Rows from a dataset
+ + + + + + +

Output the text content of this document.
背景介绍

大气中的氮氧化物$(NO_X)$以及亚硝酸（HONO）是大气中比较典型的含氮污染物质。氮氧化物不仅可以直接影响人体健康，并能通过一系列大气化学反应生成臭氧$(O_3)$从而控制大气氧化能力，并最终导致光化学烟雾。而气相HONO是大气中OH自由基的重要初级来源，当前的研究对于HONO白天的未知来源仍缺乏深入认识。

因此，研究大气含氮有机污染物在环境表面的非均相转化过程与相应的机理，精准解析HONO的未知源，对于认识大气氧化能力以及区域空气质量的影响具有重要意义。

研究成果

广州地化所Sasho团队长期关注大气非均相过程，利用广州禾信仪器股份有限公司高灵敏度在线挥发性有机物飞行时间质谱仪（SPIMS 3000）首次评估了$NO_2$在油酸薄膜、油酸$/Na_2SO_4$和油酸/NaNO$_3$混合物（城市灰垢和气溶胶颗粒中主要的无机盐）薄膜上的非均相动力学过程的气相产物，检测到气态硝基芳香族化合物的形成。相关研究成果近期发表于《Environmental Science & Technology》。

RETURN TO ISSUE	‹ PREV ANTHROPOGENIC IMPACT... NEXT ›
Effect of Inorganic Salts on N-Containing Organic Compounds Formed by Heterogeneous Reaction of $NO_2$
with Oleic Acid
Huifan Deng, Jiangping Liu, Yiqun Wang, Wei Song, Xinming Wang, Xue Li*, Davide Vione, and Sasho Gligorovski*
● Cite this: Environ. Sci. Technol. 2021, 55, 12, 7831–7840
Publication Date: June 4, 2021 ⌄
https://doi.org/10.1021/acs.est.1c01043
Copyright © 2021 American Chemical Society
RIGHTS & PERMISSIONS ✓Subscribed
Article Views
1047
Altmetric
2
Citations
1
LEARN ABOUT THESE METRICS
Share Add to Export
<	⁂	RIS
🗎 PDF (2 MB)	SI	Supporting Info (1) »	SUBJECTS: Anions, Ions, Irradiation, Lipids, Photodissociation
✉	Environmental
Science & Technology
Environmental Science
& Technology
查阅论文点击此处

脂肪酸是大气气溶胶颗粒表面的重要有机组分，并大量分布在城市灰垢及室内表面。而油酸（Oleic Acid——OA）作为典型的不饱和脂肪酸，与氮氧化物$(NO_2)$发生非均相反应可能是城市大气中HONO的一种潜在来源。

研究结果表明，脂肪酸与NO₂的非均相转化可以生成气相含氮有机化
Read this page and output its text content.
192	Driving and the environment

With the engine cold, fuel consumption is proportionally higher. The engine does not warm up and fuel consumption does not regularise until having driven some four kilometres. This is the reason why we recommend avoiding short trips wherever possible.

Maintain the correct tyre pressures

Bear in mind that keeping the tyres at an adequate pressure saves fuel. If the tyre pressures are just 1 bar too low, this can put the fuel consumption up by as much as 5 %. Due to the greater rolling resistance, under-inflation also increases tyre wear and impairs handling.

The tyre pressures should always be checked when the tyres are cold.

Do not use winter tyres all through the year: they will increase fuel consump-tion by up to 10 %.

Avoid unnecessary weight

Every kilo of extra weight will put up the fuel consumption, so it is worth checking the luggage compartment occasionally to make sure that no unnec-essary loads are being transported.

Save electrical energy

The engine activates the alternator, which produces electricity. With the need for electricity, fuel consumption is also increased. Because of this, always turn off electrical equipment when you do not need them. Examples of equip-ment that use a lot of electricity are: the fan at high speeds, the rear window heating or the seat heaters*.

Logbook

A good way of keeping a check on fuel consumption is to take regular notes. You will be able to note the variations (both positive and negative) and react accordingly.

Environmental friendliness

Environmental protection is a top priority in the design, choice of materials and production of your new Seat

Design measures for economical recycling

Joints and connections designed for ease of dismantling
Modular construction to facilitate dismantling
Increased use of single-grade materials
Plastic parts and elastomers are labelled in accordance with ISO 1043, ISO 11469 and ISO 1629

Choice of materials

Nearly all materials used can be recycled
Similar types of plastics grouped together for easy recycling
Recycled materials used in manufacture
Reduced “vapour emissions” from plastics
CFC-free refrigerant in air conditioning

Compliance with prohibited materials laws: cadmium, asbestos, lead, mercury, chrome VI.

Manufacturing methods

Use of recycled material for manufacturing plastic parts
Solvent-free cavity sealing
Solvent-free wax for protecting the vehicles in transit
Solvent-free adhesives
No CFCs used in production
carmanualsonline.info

+ + + + + + +

▶ **Exercise directions**:
Search the listing above for the string "dismantling". Copy every line that contains it.

▶ **Response to the task**:
Joints and connections designed for ease of dismantling
Modular construction to facilitate dismantling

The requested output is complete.